▸ **Given exercise**: Reproduce the data in its entirety, exactly as supplied.

········

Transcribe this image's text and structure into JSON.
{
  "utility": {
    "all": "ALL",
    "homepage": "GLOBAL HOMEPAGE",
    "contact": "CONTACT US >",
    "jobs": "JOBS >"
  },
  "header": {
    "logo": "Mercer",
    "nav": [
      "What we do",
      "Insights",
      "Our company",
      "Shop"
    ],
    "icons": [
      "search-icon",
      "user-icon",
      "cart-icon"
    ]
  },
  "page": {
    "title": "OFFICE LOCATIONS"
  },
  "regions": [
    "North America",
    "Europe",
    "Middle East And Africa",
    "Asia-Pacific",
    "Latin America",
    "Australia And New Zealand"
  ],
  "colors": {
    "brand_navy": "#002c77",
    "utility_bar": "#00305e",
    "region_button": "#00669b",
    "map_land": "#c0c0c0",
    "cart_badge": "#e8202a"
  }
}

········

▸ **Reply**:
Transcribe this image's text and structure into JSON.
{
  "utility": {
    "all": "ALL",
    "homepage": "GLOBAL HOMEPAGE",
    "contact": "CONTACT US >",
    "jobs": "JOBS >"
  },
  "header": {
    "logo": "Mercer",
    "nav": [
      "What we do",
      "Insights",
      "Our company",
      "Shop"
    ],
    "icons": [
      "search-icon",
      "user-icon",
      "cart-icon"
    ]
  },
  "page": {
    "title": "OFFICE LOCATIONS"
  },
  "regions": [
    "North America",
    "Europe",
    "Middle East And Africa",
    "Asia-Pacific",
    "Latin America",
    "Australia And New Zealand"
  ],
  "colors": {
    "brand_navy": "#002c77",
    "utility_bar": "#00305e",
    "region_button": "#00669b",
    "map_land": "#c0c0c0",
    "cart_badge": "#e8202a"
  }
}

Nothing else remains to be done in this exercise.